WORK TO DO - Return each entry exactly, with none missing.

>>>>

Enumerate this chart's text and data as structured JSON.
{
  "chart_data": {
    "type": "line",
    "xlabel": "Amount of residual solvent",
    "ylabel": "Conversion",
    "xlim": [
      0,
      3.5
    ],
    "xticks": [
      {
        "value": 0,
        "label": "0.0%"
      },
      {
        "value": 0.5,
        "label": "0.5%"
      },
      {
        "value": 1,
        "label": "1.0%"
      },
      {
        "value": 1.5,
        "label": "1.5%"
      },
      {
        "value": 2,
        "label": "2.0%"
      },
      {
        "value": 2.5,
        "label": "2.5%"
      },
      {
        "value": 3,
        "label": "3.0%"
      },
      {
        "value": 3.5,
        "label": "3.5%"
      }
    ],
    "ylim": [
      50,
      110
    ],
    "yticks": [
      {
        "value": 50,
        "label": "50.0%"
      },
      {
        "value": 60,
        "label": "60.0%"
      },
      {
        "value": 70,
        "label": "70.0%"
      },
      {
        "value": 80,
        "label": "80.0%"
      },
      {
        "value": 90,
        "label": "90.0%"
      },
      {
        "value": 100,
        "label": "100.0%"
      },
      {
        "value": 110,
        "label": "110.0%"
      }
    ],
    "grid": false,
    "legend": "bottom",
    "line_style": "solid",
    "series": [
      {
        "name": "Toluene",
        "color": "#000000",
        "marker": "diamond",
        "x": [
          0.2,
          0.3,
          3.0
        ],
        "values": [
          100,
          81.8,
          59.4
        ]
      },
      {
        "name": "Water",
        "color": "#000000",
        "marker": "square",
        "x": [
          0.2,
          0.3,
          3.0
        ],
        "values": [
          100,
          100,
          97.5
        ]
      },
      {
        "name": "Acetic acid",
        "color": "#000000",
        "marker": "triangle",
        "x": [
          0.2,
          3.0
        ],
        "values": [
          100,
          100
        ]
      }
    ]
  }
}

<<<<

RESPONSE TO THIS TASK -
Enumerate this chart's text and data as structured JSON.
{
  "chart_data": {
    "type": "line",
    "xlabel": "Amount of residual solvent",
    "ylabel": "Conversion",
    "xlim": [
      0,
      3.5
    ],
    "xticks": [
      {
        "value": 0,
        "label": "0.0%"
      },
      {
        "value": 0.5,
        "label": "0.5%"
      },
      {
        "value": 1,
        "label": "1.0%"
      },
      {
        "value": 1.5,
        "label": "1.5%"
      },
      {
        "value": 2,
        "label": "2.0%"
      },
      {
        "value": 2.5,
        "label": "2.5%"
      },
      {
        "value": 3,
        "label": "3.0%"
      },
      {
        "value": 3.5,
        "label": "3.5%"
      }
    ],
    "ylim": [
      50,
      110
    ],
    "yticks": [
      {
        "value": 50,
        "label": "50.0%"
      },
      {
        "value": 60,
        "label": "60.0%"
      },
      {
        "value": 70,
        "label": "70.0%"
      },
      {
        "value": 80,
        "label": "80.0%"
      },
      {
        "value": 90,
        "label": "90.0%"
      },
      {
        "value": 100,
        "label": "100.0%"
      },
      {
        "value": 110,
        "label": "110.0%"
      }
    ],
    "grid": false,
    "legend": "bottom",
    "line_style": "solid",
    "series": [
      {
        "name": "Toluene",
        "color": "#000000",
        "marker": "diamond",
        "x": [
          0.2,
          0.3,
          3.0
        ],
        "values": [
          100,
          81.8,
          59.4
        ]
      },
      {
        "name": "Water",
        "color": "#000000",
        "marker": "square",
        "x": [
          0.2,
          0.3,
          3.0
        ],
        "values": [
          100,
          100,
          97.5
        ]
      },
      {
        "name": "Acetic acid",
        "color": "#000000",
        "marker": "triangle",
        "x": [
          0.2,
          3.0
        ],
        "values": [
          100,
          100
        ]
      }
    ]
  }
}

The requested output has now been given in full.